Set exercise: Reproduce all the lines exactly as they stand, apart from the pictures.

Supplied information:
----

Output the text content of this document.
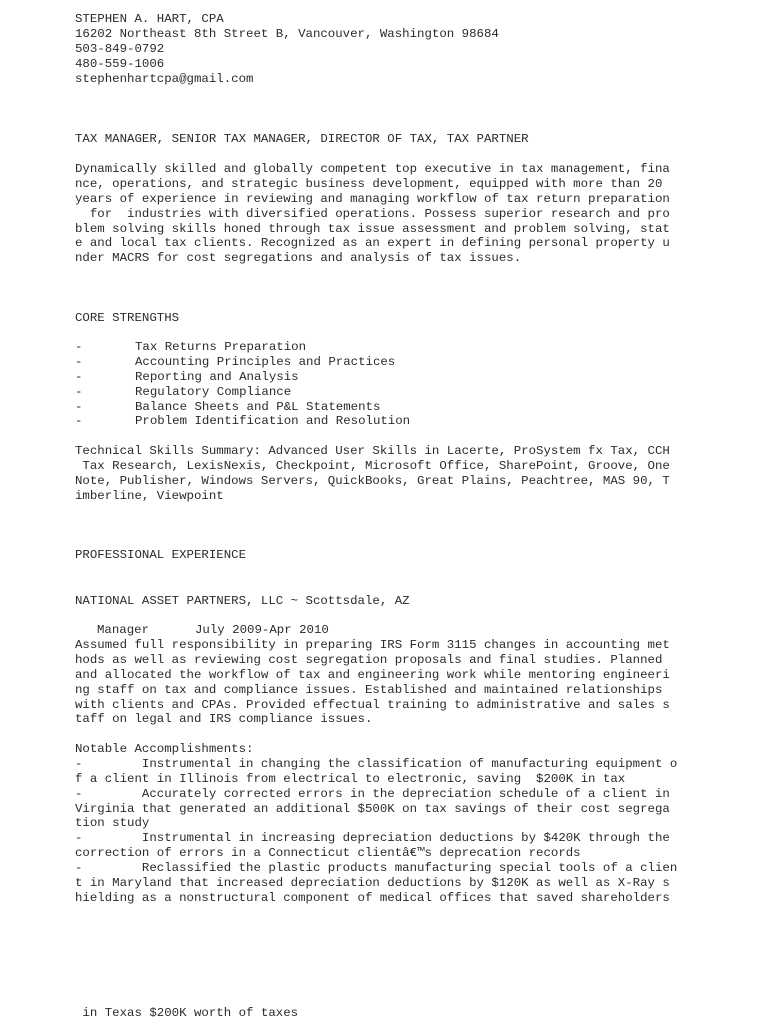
STEPHEN A. HART, CPA
16202 Northeast 8th Street B, Vancouver, Washington 98684
503-849-0792
480-559-1006
stephenhartcpa@gmail.com
TAX MANAGER, SENIOR TAX MANAGER, DIRECTOR OF TAX, TAX PARTNER
Dynamically skilled and globally competent top executive in tax management, fina
nce, operations, and strategic business development, equipped with more than 20
years of experience in reviewing and managing workflow of tax return preparation
for  industries with diversified operations. Possess superior research and pro
blem solving skills honed through tax issue assessment and problem solving, stat
e and local tax clients. Recognized as an expert in defining personal property u
nder MACRS for cost segregations and analysis of tax issues.
CORE STRENGTHS

-

	Tax Returns Preparation

-

	Accounting Principles and Practices

-

	Reporting and Analysis

-

	Regulatory Compliance

-

	Balance Sheets and P&L Statements

-

	Problem Identification and Resolution

Technical Skills Summary: Advanced User Skills in Lacerte, ProSystem fx Tax, CCH
Tax Research, LexisNexis, Checkpoint, Microsoft Office, SharePoint, Groove, One
Note, Publisher, Windows Servers, QuickBooks, Great Plains, Peachtree, MAS 90, T
imberline, Viewpoint
PROFESSIONAL EXPERIENCE
NATIONAL ASSET PARTNERS, LLC ~ Scottsdale, AZ

Manager

	July 2009-Apr 2010

Assumed full responsibility in preparing IRS Form 3115 changes in accounting met
hods as well as reviewing cost segregation proposals and final studies. Planned
and allocated the workflow of tax and engineering work while mentoring engineeri
ng staff on tax and compliance issues. Established and maintained relationships
with clients and CPAs. Provided effectual training to administrative and sales s
taff on legal and IRS compliance issues.
Notable Accomplishments:
-        Instrumental in changing the classification of manufacturing equipment o
f a client in Illinois from electrical to electronic, saving  $200K in tax
-        Accurately corrected errors in the depreciation schedule of a client in
Virginia that generated an additional $500K on tax savings of their cost segrega
tion study
-        Instrumental in increasing depreciation deductions by $420K through the
correction of errors in a Connecticut clientâ€™s deprecation records
-        Reclassified the plastic products manufacturing special tools of a clien
t in Maryland that increased depreciation deductions by $120K as well as X-Ray s
hielding as a nonstructural component of medical offices that saved shareholders
in Texas $200K worth of taxes
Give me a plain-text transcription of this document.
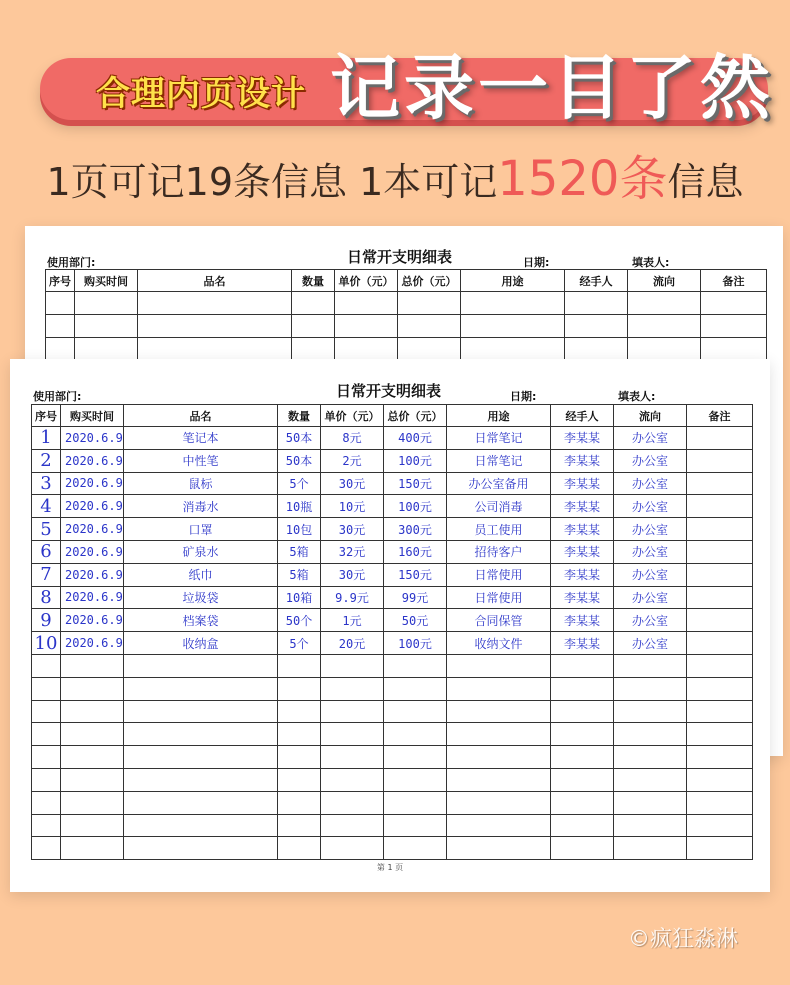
合理内页设计 记录一目了然
1页可记19条信息 1本可记1520条信息
使用部门:	日常开支明细表	日期:	填表人:
序号	购买时间	品名	数量	单价（元）	总价（元）	用途	经手人	流向	备注

使用部门:	日常开支明细表	日期:	填表人:
序号	购买时间	品名	数量	单价（元）	总价（元）	用途	经手人	流向	备注
1	2020.6.9	笔记本	50本	8元	400元	日常笔记	李某某	办公室	
2	2020.6.9	中性笔	50本	2元	100元	日常笔记	李某某	办公室	
3	2020.6.9	鼠标	5个	30元	150元	办公室备用	李某某	办公室	
4	2020.6.9	消毒水	10瓶	10元	100元	公司消毒	李某某	办公室	
5	2020.6.9	口罩	10包	30元	300元	员工使用	李某某	办公室	
6	2020.6.9	矿泉水	5箱	32元	160元	招待客户	李某某	办公室	
7	2020.6.9	纸巾	5箱	30元	150元	日常使用	李某某	办公室	
8	2020.6.9	垃圾袋	10箱	9.9元	99元	日常使用	李某某	办公室	
9	2020.6.9	档案袋	50个	1元	50元	合同保管	李某某	办公室	
10	2020.6.9	收纳盒	5个	20元	100元	收纳文件	李某某	办公室	

第 1 页
©疯狂淼淋
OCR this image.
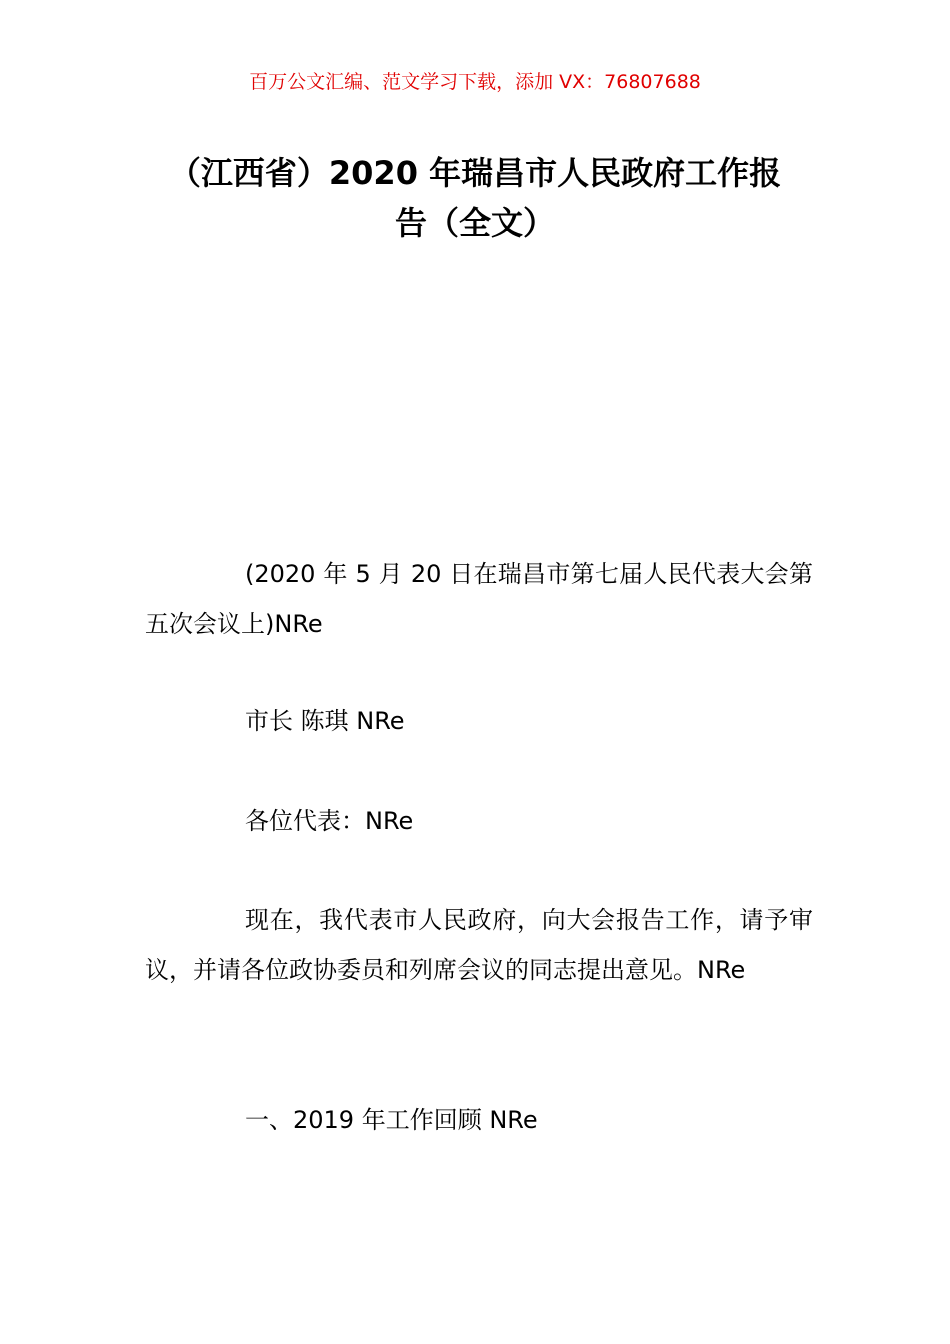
百万公文汇编、范文学习下载，添加 VX：76807688
（江西省）2020 年瑞昌市人民政府工作报
告（全文）

(2020 年 5 月 20 日在瑞昌市第七届人民代表大会第五次会议上)NRe

市长 陈琪 NRe

各位代表：NRe

现在，我代表市人民政府，向大会报告工作，请予审议，并请各位政协委员和列席会议的同志提出意见。NRe

一、2019 年工作回顾 NRe
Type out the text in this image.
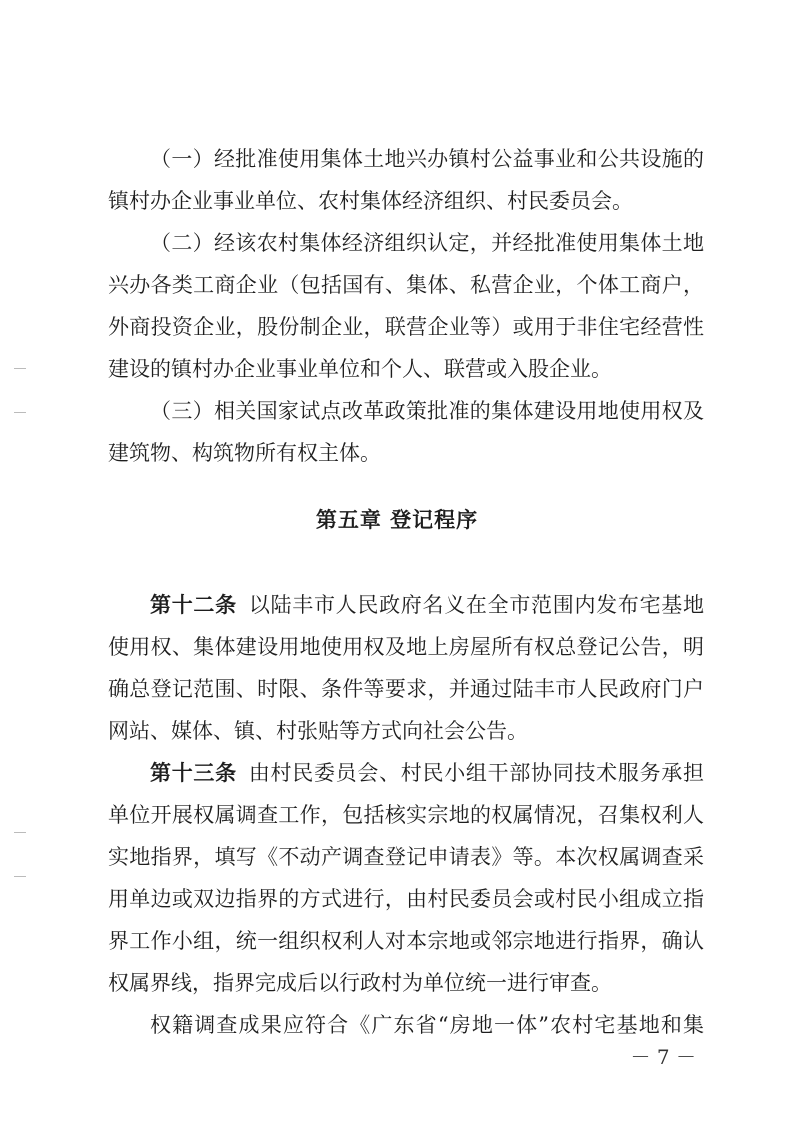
（一）经批准使用集体土地兴办镇村公益事业和公共设施的
镇村办企业事业单位、农村集体经济组织、村民委员会。
（二）经该农村集体经济组织认定，并经批准使用集体土地
兴办各类工商企业（包括国有、集体、私营企业，个体工商户，
外商投资企业，股份制企业，联营企业等）或用于非住宅经营性
建设的镇村办企业事业单位和个人、联营或入股企业。
（三）相关国家试点改革政策批准的集体建设用地使用权及
建筑物、构筑物所有权主体。
第五章 登记程序
第十二条 以陆丰市人民政府名义在全市范围内发布宅基地
使用权、集体建设用地使用权及地上房屋所有权总登记公告，明
确总登记范围、时限、条件等要求，并通过陆丰市人民政府门户
网站、媒体、镇、村张贴等方式向社会公告。
第十三条 由村民委员会、村民小组干部协同技术服务承担
单位开展权属调查工作，包括核实宗地的权属情况，召集权利人
实地指界，填写《不动产调查登记申请表》等。本次权属调查采
用单边或双边指界的方式进行，由村民委员会或村民小组成立指
界工作小组，统一组织权利人对本宗地或邻宗地进行指界，确认
权属界线，指界完成后以行政村为单位统一进行审查。
权籍调查成果应符合《广东省“房地一体”农村宅基地和集
－ 7 －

----

Response:
Output the text content of this document.
STEPHEN A. HART, CPA
16202 Northeast 8th Street B, Vancouver, Washington 98684
503-849-0792
480-559-1006
stephenhartcpa@gmail.com
TAX MANAGER, SENIOR TAX MANAGER, DIRECTOR OF TAX, TAX PARTNER
Dynamically skilled and globally competent top executive in tax management, fina
nce, operations, and strategic business development, equipped with more than 20
years of experience in reviewing and managing workflow of tax return preparation
for  industries with diversified operations. Possess superior research and pro
blem solving skills honed through tax issue assessment and problem solving, stat
e and local tax clients. Recognized as an expert in defining personal property u
nder MACRS for cost segregations and analysis of tax issues.
CORE STRENGTHS

-

	Tax Returns Preparation

-

	Accounting Principles and Practices

-

	Reporting and Analysis

-

	Regulatory Compliance

-

	Balance Sheets and P&L Statements

-

	Problem Identification and Resolution

Technical Skills Summary: Advanced User Skills in Lacerte, ProSystem fx Tax, CCH
Tax Research, LexisNexis, Checkpoint, Microsoft Office, SharePoint, Groove, One
Note, Publisher, Windows Servers, QuickBooks, Great Plains, Peachtree, MAS 90, T
imberline, Viewpoint
PROFESSIONAL EXPERIENCE
NATIONAL ASSET PARTNERS, LLC ~ Scottsdale, AZ

Manager

	July 2009-Apr 2010

Assumed full responsibility in preparing IRS Form 3115 changes in accounting met
hods as well as reviewing cost segregation proposals and final studies. Planned
and allocated the workflow of tax and engineering work while mentoring engineeri
ng staff on tax and compliance issues. Established and maintained relationships
with clients and CPAs. Provided effectual training to administrative and sales s
taff on legal and IRS compliance issues.
Notable Accomplishments:
-        Instrumental in changing the classification of manufacturing equipment o
f a client in Illinois from electrical to electronic, saving  $200K in tax
-        Accurately corrected errors in the depreciation schedule of a client in
Virginia that generated an additional $500K on tax savings of their cost segrega
tion study
-        Instrumental in increasing depreciation deductions by $420K through the
correction of errors in a Connecticut clientâ€™s deprecation records
-        Reclassified the plastic products manufacturing special tools of a clien
t in Maryland that increased depreciation deductions by $120K as well as X-Ray s
hielding as a nonstructural component of medical offices that saved shareholders
in Texas $200K worth of taxes
Give me a plain-text transcription of this document.
合理内页设计 记录一目了然
1页可记19条信息 1本可记1520条信息
使用部门:	日常开支明细表	日期:	填表人:
序号	购买时间	品名	数量	单价（元）	总价（元）	用途	经手人	流向	备注

使用部门:	日常开支明细表	日期:	填表人:
序号	购买时间	品名	数量	单价（元）	总价（元）	用途	经手人	流向	备注
1	2020.6.9	笔记本	50本	8元	400元	日常笔记	李某某	办公室	
2	2020.6.9	中性笔	50本	2元	100元	日常笔记	李某某	办公室	
3	2020.6.9	鼠标	5个	30元	150元	办公室备用	李某某	办公室	
4	2020.6.9	消毒水	10瓶	10元	100元	公司消毒	李某某	办公室	
5	2020.6.9	口罩	10包	30元	300元	员工使用	李某某	办公室	
6	2020.6.9	矿泉水	5箱	32元	160元	招待客户	李某某	办公室	
7	2020.6.9	纸巾	5箱	30元	150元	日常使用	李某某	办公室	
8	2020.6.9	垃圾袋	10箱	9.9元	99元	日常使用	李某某	办公室	
9	2020.6.9	档案袋	50个	1元	50元	合同保管	李某某	办公室	
10	2020.6.9	收纳盒	5个	20元	100元	收纳文件	李某某	办公室	

第 1 页
©疯狂淼淋
OCR this image.
百万公文汇编、范文学习下载，添加 VX：76807688
（江西省）2020 年瑞昌市人民政府工作报
告（全文）

(2020 年 5 月 20 日在瑞昌市第七届人民代表大会第五次会议上)NRe

市长 陈琪 NRe

各位代表：NRe

现在，我代表市人民政府，向大会报告工作，请予审议，并请各位政协委员和列席会议的同志提出意见。NRe

一、2019 年工作回顾 NRe
Type out the text in this image.
（一）经批准使用集体土地兴办镇村公益事业和公共设施的
镇村办企业事业单位、农村集体经济组织、村民委员会。
（二）经该农村集体经济组织认定，并经批准使用集体土地
兴办各类工商企业（包括国有、集体、私营企业，个体工商户，
外商投资企业，股份制企业，联营企业等）或用于非住宅经营性
建设的镇村办企业事业单位和个人、联营或入股企业。
（三）相关国家试点改革政策批准的集体建设用地使用权及
建筑物、构筑物所有权主体。
第五章 登记程序
第十二条 以陆丰市人民政府名义在全市范围内发布宅基地
使用权、集体建设用地使用权及地上房屋所有权总登记公告，明
确总登记范围、时限、条件等要求，并通过陆丰市人民政府门户
网站、媒体、镇、村张贴等方式向社会公告。
第十三条 由村民委员会、村民小组干部协同技术服务承担
单位开展权属调查工作，包括核实宗地的权属情况，召集权利人
实地指界，填写《不动产调查登记申请表》等。本次权属调查采
用单边或双边指界的方式进行，由村民委员会或村民小组成立指
界工作小组，统一组织权利人对本宗地或邻宗地进行指界，确认
权属界线，指界完成后以行政村为单位统一进行审查。
权籍调查成果应符合《广东省“房地一体”农村宅基地和集
－ 7 －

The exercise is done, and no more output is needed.